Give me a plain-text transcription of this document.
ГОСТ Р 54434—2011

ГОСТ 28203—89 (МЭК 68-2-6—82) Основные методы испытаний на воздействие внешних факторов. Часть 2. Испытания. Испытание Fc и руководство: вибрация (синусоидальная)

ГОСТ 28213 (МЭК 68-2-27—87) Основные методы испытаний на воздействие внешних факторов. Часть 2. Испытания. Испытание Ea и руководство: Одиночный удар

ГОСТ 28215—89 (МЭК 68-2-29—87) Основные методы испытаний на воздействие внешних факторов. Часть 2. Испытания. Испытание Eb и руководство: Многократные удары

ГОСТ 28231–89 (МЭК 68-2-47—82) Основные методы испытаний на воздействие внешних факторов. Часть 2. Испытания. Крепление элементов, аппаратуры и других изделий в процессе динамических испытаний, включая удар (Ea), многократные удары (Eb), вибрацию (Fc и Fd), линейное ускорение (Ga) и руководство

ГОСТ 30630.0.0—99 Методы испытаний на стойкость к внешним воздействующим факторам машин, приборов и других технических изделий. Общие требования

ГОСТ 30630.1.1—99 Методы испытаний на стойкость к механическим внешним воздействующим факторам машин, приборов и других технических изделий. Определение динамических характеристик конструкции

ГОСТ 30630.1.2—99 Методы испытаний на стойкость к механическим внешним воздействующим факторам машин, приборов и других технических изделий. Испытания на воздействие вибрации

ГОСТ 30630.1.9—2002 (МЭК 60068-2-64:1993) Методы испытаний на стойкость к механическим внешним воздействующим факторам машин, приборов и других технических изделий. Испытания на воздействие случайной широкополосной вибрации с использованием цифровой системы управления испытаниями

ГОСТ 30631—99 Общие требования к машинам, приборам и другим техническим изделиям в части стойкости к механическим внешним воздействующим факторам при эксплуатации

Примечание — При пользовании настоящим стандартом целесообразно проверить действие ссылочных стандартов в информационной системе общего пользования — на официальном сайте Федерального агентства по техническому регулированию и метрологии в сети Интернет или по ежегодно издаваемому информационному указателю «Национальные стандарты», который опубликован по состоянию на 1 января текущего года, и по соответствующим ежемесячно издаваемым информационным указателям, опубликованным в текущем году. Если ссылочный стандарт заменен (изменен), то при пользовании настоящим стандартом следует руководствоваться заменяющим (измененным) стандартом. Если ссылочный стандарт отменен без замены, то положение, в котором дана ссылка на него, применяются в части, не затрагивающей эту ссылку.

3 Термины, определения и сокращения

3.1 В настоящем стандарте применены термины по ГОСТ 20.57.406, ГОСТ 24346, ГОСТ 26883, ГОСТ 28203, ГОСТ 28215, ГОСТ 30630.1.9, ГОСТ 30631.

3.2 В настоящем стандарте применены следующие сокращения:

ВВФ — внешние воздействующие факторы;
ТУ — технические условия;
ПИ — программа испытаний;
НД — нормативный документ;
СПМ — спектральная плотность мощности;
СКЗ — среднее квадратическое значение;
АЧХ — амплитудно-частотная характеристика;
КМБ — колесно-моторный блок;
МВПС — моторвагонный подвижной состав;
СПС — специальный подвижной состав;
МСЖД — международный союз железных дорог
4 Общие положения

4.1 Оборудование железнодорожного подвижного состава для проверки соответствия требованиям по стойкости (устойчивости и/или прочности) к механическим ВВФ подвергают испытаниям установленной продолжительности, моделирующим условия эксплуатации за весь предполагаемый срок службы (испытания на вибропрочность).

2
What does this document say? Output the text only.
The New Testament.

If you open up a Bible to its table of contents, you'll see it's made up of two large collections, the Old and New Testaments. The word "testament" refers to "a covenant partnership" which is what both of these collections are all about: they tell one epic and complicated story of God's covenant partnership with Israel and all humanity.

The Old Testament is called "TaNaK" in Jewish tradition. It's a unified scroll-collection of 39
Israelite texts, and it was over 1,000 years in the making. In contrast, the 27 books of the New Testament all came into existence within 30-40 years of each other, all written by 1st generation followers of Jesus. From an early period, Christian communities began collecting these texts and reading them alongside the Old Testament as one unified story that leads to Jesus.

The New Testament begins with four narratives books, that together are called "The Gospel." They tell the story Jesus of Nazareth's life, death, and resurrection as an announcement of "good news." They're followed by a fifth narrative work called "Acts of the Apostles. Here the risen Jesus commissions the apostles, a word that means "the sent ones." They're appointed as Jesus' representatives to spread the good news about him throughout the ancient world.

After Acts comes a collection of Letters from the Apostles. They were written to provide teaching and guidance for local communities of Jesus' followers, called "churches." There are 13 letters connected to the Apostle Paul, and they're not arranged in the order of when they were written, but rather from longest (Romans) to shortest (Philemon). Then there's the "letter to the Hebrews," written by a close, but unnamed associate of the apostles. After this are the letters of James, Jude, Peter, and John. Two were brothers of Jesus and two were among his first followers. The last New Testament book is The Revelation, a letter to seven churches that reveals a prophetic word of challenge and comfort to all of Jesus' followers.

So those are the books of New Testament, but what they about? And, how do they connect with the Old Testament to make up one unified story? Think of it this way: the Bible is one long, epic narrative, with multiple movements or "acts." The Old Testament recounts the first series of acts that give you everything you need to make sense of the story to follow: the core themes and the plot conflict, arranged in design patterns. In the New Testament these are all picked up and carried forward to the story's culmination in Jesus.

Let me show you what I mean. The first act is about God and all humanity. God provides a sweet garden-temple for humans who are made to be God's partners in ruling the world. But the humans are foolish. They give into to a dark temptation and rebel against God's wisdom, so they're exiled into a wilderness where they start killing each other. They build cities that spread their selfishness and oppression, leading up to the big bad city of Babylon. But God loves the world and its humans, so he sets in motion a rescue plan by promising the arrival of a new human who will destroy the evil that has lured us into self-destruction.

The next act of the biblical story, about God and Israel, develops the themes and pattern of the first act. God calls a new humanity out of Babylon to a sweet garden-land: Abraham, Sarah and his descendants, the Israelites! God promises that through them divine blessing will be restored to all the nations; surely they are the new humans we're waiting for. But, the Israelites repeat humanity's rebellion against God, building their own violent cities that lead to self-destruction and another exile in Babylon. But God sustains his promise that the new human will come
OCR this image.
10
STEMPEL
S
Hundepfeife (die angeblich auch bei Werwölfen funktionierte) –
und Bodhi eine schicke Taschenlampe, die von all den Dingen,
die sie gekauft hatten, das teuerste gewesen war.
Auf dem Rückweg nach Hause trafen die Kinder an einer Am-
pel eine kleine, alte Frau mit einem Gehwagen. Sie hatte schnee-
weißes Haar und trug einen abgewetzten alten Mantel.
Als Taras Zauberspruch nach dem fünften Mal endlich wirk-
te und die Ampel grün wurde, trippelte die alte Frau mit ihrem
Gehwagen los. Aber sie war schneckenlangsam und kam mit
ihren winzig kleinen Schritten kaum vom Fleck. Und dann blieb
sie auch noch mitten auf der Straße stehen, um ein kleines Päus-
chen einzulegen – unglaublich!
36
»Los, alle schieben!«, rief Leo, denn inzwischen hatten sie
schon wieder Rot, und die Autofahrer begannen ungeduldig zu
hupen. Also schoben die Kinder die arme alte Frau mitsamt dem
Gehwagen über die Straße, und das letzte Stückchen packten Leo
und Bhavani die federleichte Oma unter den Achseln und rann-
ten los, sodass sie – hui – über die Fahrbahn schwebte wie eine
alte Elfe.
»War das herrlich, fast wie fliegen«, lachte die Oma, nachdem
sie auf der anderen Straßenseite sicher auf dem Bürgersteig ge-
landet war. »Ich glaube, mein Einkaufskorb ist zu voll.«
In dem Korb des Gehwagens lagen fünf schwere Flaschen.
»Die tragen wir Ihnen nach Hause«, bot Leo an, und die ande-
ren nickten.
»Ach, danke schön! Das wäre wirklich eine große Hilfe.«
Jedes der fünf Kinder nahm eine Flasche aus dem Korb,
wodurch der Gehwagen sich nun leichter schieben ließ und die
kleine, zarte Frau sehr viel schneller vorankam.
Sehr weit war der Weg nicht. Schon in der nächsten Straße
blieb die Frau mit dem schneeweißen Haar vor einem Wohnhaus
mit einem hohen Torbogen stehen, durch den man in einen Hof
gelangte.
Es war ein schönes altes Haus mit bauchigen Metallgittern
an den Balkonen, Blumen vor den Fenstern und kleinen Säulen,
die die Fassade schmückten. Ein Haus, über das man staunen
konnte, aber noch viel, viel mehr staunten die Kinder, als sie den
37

__Aim of the exercise__: Copy down every line of the material above that includes the string "приборов".

__Final result__:
ГОСТ 30630.0.0—99 Методы испытаний на стойкость к внешним воздействующим факторам машин, приборов и других технических изделий. Общие требования
ГОСТ 30630.1.1—99 Методы испытаний на стойкость к механическим внешним воздействующим факторам машин, приборов и других технических изделий. Определение динамических характеристик конструкции
ГОСТ 30630.1.2—99 Методы испытаний на стойкость к механическим внешним воздействующим факторам машин, приборов и других технических изделий. Испытания на воздействие вибрации
ГОСТ 30630.1.9—2002 (МЭК 60068-2-64:1993) Методы испытаний на стойкость к механическим внешним воздействующим факторам машин, приборов и других технических изделий. Испытания на воздействие случайной широкополосной вибрации с использованием цифровой системы управления испытаниями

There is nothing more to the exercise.